Input:
..........

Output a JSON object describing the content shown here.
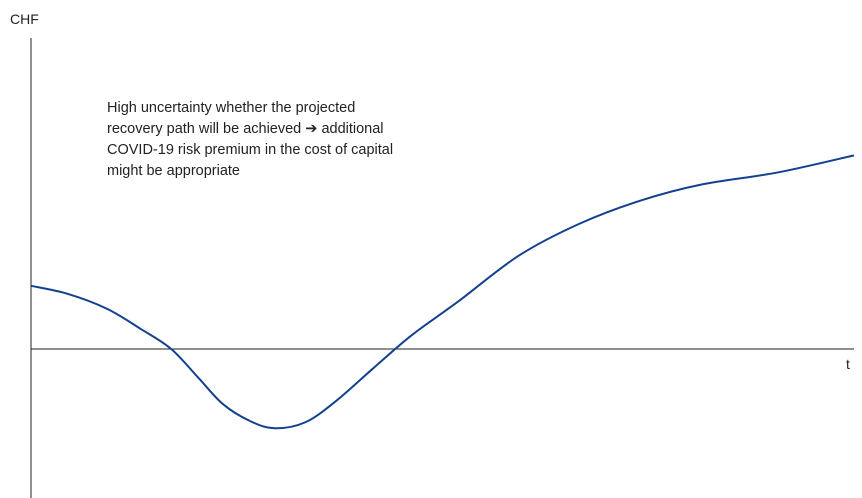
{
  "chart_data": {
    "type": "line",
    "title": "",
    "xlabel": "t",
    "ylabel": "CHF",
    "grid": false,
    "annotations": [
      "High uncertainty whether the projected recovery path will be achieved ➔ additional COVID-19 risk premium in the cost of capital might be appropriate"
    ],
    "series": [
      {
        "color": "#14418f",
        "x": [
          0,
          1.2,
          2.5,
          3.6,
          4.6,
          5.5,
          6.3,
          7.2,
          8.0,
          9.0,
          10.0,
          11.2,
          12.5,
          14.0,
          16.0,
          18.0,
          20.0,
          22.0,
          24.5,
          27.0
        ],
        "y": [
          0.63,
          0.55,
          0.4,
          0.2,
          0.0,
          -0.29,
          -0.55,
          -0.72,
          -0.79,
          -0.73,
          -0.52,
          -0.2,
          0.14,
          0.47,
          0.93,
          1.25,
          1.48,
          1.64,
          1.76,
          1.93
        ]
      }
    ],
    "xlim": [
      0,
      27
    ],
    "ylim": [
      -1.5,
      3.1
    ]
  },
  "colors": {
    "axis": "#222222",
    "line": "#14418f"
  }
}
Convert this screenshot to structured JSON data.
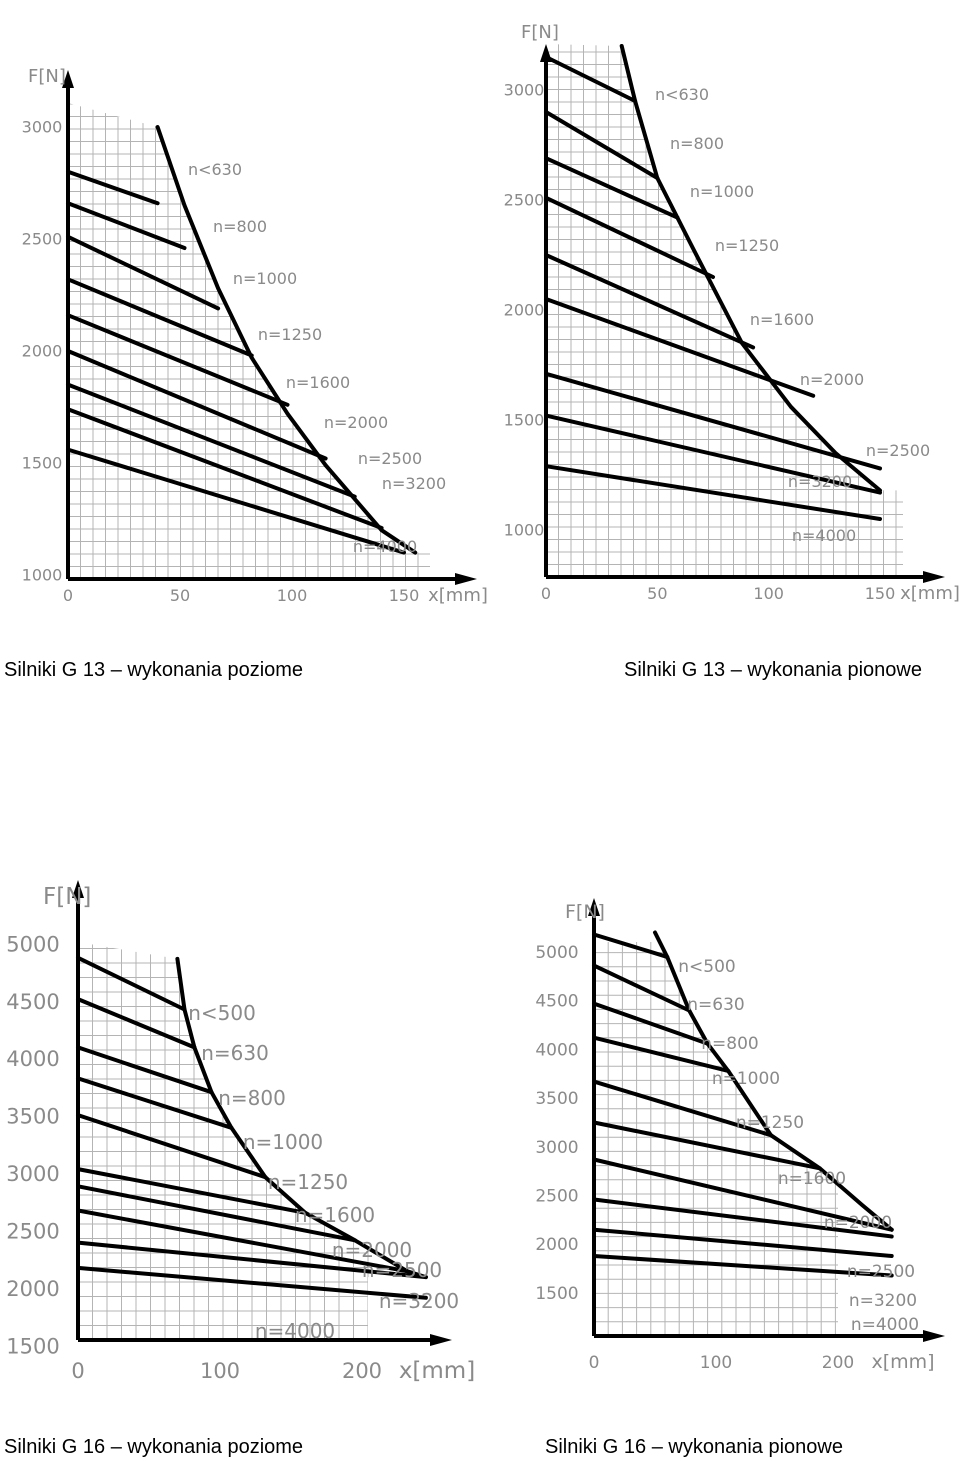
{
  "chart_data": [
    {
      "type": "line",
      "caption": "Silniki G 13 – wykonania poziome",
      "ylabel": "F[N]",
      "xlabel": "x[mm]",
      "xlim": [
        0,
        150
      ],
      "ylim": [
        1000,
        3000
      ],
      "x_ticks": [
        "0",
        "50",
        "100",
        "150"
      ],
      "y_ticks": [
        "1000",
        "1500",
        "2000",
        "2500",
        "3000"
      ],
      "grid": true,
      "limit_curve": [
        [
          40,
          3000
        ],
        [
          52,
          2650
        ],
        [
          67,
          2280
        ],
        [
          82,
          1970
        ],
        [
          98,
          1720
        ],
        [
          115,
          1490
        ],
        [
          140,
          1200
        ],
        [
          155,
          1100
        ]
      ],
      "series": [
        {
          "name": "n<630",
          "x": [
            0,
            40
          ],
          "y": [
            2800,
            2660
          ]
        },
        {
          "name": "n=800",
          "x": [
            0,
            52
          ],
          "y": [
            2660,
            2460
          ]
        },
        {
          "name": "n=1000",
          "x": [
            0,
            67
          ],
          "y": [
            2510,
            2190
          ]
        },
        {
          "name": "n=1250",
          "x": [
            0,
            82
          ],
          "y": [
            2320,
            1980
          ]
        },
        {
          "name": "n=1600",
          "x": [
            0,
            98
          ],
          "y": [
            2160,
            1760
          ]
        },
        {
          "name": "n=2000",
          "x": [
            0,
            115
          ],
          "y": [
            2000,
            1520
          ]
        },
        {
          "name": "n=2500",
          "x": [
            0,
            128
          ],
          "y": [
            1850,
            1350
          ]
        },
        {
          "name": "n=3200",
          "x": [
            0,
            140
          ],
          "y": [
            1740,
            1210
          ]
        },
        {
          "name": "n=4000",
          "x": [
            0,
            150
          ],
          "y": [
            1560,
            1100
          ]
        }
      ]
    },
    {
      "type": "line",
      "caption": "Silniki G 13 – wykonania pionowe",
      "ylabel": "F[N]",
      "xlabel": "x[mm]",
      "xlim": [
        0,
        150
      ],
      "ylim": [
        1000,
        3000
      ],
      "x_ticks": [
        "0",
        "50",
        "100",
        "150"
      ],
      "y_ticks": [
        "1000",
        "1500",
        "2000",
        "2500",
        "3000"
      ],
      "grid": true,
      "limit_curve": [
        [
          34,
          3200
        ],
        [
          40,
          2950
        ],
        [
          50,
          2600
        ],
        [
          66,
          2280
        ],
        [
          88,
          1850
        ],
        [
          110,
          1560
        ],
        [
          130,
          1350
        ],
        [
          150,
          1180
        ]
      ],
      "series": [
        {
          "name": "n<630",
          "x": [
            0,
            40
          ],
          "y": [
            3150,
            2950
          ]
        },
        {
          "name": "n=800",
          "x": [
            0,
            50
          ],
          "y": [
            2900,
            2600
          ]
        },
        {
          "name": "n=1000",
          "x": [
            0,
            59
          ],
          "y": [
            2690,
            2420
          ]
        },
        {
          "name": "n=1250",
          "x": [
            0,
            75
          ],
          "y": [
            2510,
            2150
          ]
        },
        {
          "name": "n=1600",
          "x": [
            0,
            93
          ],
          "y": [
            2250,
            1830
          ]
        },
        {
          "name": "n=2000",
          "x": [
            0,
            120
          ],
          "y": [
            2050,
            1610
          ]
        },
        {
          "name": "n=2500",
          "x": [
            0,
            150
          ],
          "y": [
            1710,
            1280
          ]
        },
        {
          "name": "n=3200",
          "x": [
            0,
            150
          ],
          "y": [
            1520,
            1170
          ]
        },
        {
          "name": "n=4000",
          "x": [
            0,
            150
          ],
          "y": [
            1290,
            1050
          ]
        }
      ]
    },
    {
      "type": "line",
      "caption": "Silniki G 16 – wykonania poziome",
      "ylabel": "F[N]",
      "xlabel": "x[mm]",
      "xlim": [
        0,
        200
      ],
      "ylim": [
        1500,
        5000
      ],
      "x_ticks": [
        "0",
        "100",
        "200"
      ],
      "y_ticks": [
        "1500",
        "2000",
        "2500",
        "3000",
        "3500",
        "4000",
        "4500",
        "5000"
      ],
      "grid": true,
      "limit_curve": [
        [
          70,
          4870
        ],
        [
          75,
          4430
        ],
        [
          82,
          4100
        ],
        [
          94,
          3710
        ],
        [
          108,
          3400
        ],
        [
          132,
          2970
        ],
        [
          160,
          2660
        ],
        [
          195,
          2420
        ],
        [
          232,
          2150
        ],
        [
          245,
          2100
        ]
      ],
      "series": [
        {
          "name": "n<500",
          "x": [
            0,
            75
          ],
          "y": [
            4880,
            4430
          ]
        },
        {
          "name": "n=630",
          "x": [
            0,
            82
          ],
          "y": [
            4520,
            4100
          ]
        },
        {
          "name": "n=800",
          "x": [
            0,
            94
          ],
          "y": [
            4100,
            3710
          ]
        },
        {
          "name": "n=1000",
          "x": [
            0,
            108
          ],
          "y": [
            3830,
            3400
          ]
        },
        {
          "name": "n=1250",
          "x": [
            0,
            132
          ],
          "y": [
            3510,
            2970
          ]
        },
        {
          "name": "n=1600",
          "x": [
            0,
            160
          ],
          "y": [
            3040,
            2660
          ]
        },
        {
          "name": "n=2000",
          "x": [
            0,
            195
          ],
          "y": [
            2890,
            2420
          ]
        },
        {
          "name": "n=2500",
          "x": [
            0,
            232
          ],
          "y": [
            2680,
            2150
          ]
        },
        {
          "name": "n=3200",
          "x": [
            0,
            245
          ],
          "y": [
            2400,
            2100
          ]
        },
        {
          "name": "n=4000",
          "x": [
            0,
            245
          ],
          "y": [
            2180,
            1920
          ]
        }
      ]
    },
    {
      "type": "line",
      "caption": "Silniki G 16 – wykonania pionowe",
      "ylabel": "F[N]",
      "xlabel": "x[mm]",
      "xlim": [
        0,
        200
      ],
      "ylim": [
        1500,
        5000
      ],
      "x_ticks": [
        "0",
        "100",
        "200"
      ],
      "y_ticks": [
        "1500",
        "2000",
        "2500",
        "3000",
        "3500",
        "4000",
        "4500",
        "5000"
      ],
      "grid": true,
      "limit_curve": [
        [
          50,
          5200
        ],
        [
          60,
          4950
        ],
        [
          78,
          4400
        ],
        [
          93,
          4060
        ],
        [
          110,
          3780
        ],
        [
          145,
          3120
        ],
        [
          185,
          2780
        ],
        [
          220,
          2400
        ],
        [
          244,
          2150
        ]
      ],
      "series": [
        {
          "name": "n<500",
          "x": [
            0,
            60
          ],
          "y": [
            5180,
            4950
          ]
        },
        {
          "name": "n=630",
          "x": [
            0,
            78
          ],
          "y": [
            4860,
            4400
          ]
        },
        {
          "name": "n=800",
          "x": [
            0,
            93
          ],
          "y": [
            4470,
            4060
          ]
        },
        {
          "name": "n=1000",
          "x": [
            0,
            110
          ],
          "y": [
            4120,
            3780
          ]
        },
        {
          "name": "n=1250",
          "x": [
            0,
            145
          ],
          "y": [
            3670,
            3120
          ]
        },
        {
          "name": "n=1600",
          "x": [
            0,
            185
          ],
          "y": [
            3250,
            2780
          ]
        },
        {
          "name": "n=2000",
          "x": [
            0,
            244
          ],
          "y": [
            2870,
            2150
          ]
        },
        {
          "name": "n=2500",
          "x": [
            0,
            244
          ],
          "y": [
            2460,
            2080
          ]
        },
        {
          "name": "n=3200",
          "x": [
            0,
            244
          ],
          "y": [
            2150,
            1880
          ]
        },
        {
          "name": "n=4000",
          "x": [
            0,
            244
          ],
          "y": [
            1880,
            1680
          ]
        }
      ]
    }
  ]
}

..........

Your objective:
Every line holding "pionowe" should be copied out.

Solution:
      "caption": "Silniki G 13 – wykonania pionowe",
      "caption": "Silniki G 16 – wykonania pionowe",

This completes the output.